[Stored entries]
----------------------------------------

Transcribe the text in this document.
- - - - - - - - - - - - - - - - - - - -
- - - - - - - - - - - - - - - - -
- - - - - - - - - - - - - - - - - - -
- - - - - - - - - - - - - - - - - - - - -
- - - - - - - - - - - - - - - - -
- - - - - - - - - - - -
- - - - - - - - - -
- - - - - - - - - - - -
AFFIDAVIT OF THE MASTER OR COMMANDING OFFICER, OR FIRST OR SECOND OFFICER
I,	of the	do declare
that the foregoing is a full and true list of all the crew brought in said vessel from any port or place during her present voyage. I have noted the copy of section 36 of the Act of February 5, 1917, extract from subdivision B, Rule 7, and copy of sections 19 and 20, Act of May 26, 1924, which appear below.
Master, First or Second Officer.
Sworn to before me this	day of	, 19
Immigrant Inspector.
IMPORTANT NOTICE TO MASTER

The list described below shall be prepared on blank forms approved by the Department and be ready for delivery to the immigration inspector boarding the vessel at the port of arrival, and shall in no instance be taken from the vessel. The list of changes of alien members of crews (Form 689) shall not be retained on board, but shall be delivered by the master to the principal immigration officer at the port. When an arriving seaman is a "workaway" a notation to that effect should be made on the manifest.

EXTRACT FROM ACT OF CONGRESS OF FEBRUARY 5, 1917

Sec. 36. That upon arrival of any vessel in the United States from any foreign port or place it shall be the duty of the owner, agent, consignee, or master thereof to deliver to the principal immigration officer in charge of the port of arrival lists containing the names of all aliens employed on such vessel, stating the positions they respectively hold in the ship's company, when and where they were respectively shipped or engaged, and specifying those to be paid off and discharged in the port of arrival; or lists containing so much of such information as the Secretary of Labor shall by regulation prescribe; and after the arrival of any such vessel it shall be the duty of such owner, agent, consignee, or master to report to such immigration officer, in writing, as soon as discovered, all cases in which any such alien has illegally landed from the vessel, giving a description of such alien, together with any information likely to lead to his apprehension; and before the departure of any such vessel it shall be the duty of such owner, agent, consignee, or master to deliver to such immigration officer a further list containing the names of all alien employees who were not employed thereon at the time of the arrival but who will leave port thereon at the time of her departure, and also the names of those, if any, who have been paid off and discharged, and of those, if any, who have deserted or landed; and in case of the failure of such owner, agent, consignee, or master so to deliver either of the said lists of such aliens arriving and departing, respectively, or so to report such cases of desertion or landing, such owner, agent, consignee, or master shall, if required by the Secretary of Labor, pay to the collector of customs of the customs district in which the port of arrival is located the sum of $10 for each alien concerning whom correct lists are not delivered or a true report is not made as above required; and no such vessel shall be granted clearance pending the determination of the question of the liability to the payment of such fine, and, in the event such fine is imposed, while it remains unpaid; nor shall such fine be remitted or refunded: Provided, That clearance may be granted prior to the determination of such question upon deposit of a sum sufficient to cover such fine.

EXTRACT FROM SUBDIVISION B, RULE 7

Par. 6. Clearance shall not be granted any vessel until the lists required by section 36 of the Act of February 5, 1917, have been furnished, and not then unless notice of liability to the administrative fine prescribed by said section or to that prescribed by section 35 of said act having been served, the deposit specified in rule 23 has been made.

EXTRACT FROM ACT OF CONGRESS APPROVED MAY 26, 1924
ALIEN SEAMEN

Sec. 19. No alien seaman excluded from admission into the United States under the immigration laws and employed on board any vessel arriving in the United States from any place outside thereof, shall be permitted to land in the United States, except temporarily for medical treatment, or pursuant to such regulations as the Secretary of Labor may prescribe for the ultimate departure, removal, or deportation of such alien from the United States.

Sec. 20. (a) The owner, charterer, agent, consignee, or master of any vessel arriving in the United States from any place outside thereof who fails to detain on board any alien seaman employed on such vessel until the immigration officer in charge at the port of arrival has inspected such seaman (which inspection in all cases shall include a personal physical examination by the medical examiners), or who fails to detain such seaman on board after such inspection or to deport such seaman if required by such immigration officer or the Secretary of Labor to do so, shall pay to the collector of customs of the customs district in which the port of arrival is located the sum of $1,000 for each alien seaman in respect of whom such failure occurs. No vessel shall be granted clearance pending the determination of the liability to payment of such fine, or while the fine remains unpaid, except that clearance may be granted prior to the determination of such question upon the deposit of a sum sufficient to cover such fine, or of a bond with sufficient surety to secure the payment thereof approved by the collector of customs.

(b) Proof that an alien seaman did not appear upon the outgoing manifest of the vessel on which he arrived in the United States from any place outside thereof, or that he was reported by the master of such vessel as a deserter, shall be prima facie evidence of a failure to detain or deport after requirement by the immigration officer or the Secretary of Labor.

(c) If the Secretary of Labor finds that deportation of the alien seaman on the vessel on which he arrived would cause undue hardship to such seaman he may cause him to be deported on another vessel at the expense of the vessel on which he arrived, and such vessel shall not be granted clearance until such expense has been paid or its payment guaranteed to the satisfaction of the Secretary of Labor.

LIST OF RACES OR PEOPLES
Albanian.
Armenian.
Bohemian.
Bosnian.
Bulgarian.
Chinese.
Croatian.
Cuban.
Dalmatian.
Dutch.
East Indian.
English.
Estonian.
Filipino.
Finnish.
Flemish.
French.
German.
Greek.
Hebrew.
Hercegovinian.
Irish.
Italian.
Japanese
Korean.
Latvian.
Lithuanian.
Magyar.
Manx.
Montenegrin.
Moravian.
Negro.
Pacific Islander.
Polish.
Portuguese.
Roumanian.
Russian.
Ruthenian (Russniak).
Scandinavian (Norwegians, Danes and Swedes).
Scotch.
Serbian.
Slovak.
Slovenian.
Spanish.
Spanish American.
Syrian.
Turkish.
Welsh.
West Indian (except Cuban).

----------------------------------------

Extract every entry above as it appears.

Transcribe the text in this document.
- - - - - - - - - - - - - - - - - - - -
- - - - - - - - - - - - - - - - -
- - - - - - - - - - - - - - - - - - -
- - - - - - - - - - - - - - - - - - - - -
- - - - - - - - - - - - - - - - -
- - - - - - - - - - - -
- - - - - - - - - -
- - - - - - - - - - - -
AFFIDAVIT OF THE MASTER OR COMMANDING OFFICER, OR FIRST OR SECOND OFFICER
I,	of the	do declare
that the foregoing is a full and true list of all the crew brought in said vessel from any port or place during her present voyage. I have noted the copy of section 36 of the Act of February 5, 1917, extract from subdivision B, Rule 7, and copy of sections 19 and 20, Act of May 26, 1924, which appear below.
Master, First or Second Officer.
Sworn to before me this	day of	, 19
Immigrant Inspector.
IMPORTANT NOTICE TO MASTER

The list described below shall be prepared on blank forms approved by the Department and be ready for delivery to the immigration inspector boarding the vessel at the port of arrival, and shall in no instance be taken from the vessel. The list of changes of alien members of crews (Form 689) shall not be retained on board, but shall be delivered by the master to the principal immigration officer at the port. When an arriving seaman is a "workaway" a notation to that effect should be made on the manifest.

EXTRACT FROM ACT OF CONGRESS OF FEBRUARY 5, 1917

Sec. 36. That upon arrival of any vessel in the United States from any foreign port or place it shall be the duty of the owner, agent, consignee, or master thereof to deliver to the principal immigration officer in charge of the port of arrival lists containing the names of all aliens employed on such vessel, stating the positions they respectively hold in the ship's company, when and where they were respectively shipped or engaged, and specifying those to be paid off and discharged in the port of arrival; or lists containing so much of such information as the Secretary of Labor shall by regulation prescribe; and after the arrival of any such vessel it shall be the duty of such owner, agent, consignee, or master to report to such immigration officer, in writing, as soon as discovered, all cases in which any such alien has illegally landed from the vessel, giving a description of such alien, together with any information likely to lead to his apprehension; and before the departure of any such vessel it shall be the duty of such owner, agent, consignee, or master to deliver to such immigration officer a further list containing the names of all alien employees who were not employed thereon at the time of the arrival but who will leave port thereon at the time of her departure, and also the names of those, if any, who have been paid off and discharged, and of those, if any, who have deserted or landed; and in case of the failure of such owner, agent, consignee, or master so to deliver either of the said lists of such aliens arriving and departing, respectively, or so to report such cases of desertion or landing, such owner, agent, consignee, or master shall, if required by the Secretary of Labor, pay to the collector of customs of the customs district in which the port of arrival is located the sum of $10 for each alien concerning whom correct lists are not delivered or a true report is not made as above required; and no such vessel shall be granted clearance pending the determination of the question of the liability to the payment of such fine, and, in the event such fine is imposed, while it remains unpaid; nor shall such fine be remitted or refunded: Provided, That clearance may be granted prior to the determination of such question upon deposit of a sum sufficient to cover such fine.

EXTRACT FROM SUBDIVISION B, RULE 7

Par. 6. Clearance shall not be granted any vessel until the lists required by section 36 of the Act of February 5, 1917, have been furnished, and not then unless notice of liability to the administrative fine prescribed by said section or to that prescribed by section 35 of said act having been served, the deposit specified in rule 23 has been made.

EXTRACT FROM ACT OF CONGRESS APPROVED MAY 26, 1924
ALIEN SEAMEN

Sec. 19. No alien seaman excluded from admission into the United States under the immigration laws and employed on board any vessel arriving in the United States from any place outside thereof, shall be permitted to land in the United States, except temporarily for medical treatment, or pursuant to such regulations as the Secretary of Labor may prescribe for the ultimate departure, removal, or deportation of such alien from the United States.

Sec. 20. (a) The owner, charterer, agent, consignee, or master of any vessel arriving in the United States from any place outside thereof who fails to detain on board any alien seaman employed on such vessel until the immigration officer in charge at the port of arrival has inspected such seaman (which inspection in all cases shall include a personal physical examination by the medical examiners), or who fails to detain such seaman on board after such inspection or to deport such seaman if required by such immigration officer or the Secretary of Labor to do so, shall pay to the collector of customs of the customs district in which the port of arrival is located the sum of $1,000 for each alien seaman in respect of whom such failure occurs. No vessel shall be granted clearance pending the determination of the liability to payment of such fine, or while the fine remains unpaid, except that clearance may be granted prior to the determination of such question upon the deposit of a sum sufficient to cover such fine, or of a bond with sufficient surety to secure the payment thereof approved by the collector of customs.

(b) Proof that an alien seaman did not appear upon the outgoing manifest of the vessel on which he arrived in the United States from any place outside thereof, or that he was reported by the master of such vessel as a deserter, shall be prima facie evidence of a failure to detain or deport after requirement by the immigration officer or the Secretary of Labor.

(c) If the Secretary of Labor finds that deportation of the alien seaman on the vessel on which he arrived would cause undue hardship to such seaman he may cause him to be deported on another vessel at the expense of the vessel on which he arrived, and such vessel shall not be granted clearance until such expense has been paid or its payment guaranteed to the satisfaction of the Secretary of Labor.

LIST OF RACES OR PEOPLES
Albanian.
Armenian.
Bohemian.
Bosnian.
Bulgarian.
Chinese.
Croatian.
Cuban.
Dalmatian.
Dutch.
East Indian.
English.
Estonian.
Filipino.
Finnish.
Flemish.
French.
German.
Greek.
Hebrew.
Hercegovinian.
Irish.
Italian.
Japanese
Korean.
Latvian.
Lithuanian.
Magyar.
Manx.
Montenegrin.
Moravian.
Negro.
Pacific Islander.
Polish.
Portuguese.
Roumanian.
Russian.
Ruthenian (Russniak).
Scandinavian (Norwegians, Danes and Swedes).
Scotch.
Serbian.
Slovak.
Slovenian.
Spanish.
Spanish American.
Syrian.
Turkish.
Welsh.
West Indian (except Cuban).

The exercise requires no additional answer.